## begin SUPPLIED MATERIAL

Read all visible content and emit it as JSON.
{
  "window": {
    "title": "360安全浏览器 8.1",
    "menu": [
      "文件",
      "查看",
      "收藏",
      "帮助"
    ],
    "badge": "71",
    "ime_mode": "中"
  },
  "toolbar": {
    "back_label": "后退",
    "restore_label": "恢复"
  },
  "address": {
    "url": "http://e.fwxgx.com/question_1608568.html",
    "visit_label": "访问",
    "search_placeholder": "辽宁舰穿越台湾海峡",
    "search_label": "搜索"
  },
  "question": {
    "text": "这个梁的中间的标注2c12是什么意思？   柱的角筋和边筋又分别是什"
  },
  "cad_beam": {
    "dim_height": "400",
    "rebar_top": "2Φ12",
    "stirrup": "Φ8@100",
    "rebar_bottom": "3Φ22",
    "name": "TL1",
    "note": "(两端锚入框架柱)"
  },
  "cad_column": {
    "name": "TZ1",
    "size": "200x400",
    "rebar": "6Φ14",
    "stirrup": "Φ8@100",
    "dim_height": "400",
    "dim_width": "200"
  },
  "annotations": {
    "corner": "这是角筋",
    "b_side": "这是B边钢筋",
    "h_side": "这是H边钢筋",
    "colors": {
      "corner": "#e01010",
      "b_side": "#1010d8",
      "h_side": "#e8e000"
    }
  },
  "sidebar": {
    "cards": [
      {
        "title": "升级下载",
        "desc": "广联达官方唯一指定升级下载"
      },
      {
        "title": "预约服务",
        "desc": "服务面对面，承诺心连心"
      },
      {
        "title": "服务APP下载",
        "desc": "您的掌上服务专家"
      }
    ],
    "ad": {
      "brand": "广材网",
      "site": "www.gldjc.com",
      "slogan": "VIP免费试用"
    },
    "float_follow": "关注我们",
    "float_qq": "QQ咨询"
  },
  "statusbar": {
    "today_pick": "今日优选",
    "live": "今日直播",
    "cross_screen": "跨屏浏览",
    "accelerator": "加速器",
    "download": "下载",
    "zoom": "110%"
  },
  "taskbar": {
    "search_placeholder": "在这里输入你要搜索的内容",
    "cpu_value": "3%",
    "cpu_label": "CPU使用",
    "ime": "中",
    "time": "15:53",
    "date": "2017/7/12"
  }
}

## end SUPPLIED MATERIAL

Repeat every record, keeping each word and mark exactly as it is.

Read all visible content and emit it as JSON.
{
  "window": {
    "title": "360安全浏览器 8.1",
    "menu": [
      "文件",
      "查看",
      "收藏",
      "帮助"
    ],
    "badge": "71",
    "ime_mode": "中"
  },
  "toolbar": {
    "back_label": "后退",
    "restore_label": "恢复"
  },
  "address": {
    "url": "http://e.fwxgx.com/question_1608568.html",
    "visit_label": "访问",
    "search_placeholder": "辽宁舰穿越台湾海峡",
    "search_label": "搜索"
  },
  "question": {
    "text": "这个梁的中间的标注2c12是什么意思？   柱的角筋和边筋又分别是什"
  },
  "cad_beam": {
    "dim_height": "400",
    "rebar_top": "2Φ12",
    "stirrup": "Φ8@100",
    "rebar_bottom": "3Φ22",
    "name": "TL1",
    "note": "(两端锚入框架柱)"
  },
  "cad_column": {
    "name": "TZ1",
    "size": "200x400",
    "rebar": "6Φ14",
    "stirrup": "Φ8@100",
    "dim_height": "400",
    "dim_width": "200"
  },
  "annotations": {
    "corner": "这是角筋",
    "b_side": "这是B边钢筋",
    "h_side": "这是H边钢筋",
    "colors": {
      "corner": "#e01010",
      "b_side": "#1010d8",
      "h_side": "#e8e000"
    }
  },
  "sidebar": {
    "cards": [
      {
        "title": "升级下载",
        "desc": "广联达官方唯一指定升级下载"
      },
      {
        "title": "预约服务",
        "desc": "服务面对面，承诺心连心"
      },
      {
        "title": "服务APP下载",
        "desc": "您的掌上服务专家"
      }
    ],
    "ad": {
      "brand": "广材网",
      "site": "www.gldjc.com",
      "slogan": "VIP免费试用"
    },
    "float_follow": "关注我们",
    "float_qq": "QQ咨询"
  },
  "statusbar": {
    "today_pick": "今日优选",
    "live": "今日直播",
    "cross_screen": "跨屏浏览",
    "accelerator": "加速器",
    "download": "下载",
    "zoom": "110%"
  },
  "taskbar": {
    "search_placeholder": "在这里输入你要搜索的内容",
    "cpu_value": "3%",
    "cpu_label": "CPU使用",
    "ime": "中",
    "time": "15:53",
    "date": "2017/7/12"
  }
}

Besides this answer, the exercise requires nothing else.